Pull every line that holds the word "type" from the entries.

-- START OF TASK DATA --

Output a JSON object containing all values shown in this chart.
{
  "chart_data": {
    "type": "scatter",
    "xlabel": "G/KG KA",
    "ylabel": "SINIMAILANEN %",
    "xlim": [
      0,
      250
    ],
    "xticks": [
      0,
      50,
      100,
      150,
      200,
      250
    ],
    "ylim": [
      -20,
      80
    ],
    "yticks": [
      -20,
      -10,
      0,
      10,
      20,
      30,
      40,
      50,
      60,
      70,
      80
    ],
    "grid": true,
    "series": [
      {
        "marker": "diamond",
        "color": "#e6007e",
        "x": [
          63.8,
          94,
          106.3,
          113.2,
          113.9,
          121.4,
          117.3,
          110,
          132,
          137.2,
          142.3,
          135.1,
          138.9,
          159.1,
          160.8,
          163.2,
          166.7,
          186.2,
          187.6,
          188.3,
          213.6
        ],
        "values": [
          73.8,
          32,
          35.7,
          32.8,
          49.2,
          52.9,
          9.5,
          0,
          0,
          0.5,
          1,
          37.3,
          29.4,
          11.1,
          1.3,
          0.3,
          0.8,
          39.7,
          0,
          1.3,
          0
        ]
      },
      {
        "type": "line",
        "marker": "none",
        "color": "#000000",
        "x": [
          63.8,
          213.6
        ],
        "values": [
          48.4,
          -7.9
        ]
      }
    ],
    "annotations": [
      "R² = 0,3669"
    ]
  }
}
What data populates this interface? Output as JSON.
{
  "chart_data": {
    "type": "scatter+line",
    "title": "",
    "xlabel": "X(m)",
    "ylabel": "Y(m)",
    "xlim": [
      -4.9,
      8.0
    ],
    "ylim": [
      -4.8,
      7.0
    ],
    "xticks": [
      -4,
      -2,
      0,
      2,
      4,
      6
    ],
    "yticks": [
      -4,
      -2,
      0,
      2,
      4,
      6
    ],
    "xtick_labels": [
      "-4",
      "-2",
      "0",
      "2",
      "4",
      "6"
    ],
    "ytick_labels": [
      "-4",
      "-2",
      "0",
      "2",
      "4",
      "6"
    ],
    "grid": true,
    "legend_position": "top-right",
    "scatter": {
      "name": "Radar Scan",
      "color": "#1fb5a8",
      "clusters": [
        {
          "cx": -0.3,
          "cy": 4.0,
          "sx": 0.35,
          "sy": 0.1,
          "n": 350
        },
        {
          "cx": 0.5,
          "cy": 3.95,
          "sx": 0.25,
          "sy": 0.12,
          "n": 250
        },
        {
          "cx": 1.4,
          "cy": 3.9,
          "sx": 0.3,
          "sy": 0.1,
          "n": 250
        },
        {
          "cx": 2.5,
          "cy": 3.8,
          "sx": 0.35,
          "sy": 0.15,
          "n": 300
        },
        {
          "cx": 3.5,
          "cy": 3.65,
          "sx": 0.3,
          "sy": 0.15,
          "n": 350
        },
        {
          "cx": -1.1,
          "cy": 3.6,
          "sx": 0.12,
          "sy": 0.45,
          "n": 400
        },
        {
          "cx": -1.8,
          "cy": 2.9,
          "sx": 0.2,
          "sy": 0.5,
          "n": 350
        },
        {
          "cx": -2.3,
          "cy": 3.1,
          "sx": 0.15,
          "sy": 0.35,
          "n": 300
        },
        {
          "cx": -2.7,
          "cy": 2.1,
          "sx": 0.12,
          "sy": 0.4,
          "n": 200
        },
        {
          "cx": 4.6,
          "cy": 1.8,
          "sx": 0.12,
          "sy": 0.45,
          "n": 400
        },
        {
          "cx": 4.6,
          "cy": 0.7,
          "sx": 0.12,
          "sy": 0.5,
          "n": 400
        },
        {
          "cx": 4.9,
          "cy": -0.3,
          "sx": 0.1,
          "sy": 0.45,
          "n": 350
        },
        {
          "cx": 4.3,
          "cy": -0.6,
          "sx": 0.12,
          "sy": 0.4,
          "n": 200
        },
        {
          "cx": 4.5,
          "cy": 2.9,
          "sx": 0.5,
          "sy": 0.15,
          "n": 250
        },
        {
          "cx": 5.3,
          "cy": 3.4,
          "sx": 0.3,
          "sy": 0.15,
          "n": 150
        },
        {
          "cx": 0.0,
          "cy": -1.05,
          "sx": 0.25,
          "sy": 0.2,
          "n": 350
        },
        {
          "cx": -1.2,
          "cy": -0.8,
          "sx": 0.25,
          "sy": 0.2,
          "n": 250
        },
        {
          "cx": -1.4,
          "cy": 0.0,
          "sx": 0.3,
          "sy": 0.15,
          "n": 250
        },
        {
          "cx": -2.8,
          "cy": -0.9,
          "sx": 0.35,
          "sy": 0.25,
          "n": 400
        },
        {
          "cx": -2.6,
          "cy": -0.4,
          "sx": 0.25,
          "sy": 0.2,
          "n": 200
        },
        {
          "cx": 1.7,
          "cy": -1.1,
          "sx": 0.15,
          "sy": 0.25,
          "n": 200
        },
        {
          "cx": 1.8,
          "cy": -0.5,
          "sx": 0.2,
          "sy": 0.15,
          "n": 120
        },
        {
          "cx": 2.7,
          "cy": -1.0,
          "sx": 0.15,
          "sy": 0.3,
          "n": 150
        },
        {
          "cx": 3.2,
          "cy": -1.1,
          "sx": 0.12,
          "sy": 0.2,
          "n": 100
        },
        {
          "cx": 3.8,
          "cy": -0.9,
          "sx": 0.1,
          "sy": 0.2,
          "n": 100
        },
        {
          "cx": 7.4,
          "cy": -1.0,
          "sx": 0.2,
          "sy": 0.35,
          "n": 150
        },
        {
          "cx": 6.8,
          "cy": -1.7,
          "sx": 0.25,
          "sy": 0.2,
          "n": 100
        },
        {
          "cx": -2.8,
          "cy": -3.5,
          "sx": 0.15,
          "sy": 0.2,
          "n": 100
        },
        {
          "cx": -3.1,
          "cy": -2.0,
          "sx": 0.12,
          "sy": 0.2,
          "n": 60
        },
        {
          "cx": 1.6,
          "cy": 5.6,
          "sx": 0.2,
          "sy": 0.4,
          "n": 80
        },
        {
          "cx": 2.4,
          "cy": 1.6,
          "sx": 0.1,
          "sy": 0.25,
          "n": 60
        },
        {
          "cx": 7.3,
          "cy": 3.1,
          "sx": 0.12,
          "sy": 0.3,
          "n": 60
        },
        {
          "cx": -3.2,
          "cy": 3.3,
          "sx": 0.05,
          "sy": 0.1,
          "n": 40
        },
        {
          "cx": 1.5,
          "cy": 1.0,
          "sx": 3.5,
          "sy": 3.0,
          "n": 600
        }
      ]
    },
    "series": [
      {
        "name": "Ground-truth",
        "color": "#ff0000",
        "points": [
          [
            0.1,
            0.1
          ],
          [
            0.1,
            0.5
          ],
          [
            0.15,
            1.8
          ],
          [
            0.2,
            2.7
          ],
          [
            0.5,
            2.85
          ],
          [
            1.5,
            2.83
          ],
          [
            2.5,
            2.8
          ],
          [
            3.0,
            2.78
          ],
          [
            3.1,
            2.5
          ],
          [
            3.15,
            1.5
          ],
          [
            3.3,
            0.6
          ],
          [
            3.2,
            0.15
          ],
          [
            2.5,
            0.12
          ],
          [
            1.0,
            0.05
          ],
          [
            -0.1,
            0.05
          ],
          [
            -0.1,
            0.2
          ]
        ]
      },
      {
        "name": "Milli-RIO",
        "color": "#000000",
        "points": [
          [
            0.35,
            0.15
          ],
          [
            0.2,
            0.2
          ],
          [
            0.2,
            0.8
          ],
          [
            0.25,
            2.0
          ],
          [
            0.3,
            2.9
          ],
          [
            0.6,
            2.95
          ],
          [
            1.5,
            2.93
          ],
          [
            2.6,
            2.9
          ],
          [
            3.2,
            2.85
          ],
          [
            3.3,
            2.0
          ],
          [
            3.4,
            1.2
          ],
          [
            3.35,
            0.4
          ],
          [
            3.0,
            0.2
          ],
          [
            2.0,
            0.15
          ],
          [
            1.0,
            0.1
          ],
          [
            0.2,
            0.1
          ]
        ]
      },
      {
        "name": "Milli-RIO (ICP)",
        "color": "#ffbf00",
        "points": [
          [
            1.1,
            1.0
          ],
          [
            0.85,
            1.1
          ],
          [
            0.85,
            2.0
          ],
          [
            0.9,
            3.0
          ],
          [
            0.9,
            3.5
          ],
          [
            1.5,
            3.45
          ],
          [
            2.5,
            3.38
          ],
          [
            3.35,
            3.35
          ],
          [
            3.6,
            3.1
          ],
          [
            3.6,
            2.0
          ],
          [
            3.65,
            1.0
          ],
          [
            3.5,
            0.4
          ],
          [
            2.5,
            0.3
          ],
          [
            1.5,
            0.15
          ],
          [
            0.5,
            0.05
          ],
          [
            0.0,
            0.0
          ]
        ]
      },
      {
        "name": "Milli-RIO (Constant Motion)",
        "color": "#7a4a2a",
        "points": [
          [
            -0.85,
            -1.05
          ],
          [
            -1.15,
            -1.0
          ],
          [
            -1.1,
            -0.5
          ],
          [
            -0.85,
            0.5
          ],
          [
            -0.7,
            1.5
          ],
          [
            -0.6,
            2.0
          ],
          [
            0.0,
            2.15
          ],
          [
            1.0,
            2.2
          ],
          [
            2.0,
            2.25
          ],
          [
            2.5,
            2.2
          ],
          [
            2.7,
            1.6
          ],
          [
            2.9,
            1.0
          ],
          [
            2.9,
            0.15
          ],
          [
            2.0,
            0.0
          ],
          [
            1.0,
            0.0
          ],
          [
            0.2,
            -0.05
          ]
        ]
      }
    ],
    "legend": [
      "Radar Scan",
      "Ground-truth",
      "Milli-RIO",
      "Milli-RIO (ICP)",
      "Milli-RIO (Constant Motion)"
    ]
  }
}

-- END OF TASK DATA --

# [RESPONSE]
    "type": "scatter",
        "type": "line",
    "type": "scatter+line",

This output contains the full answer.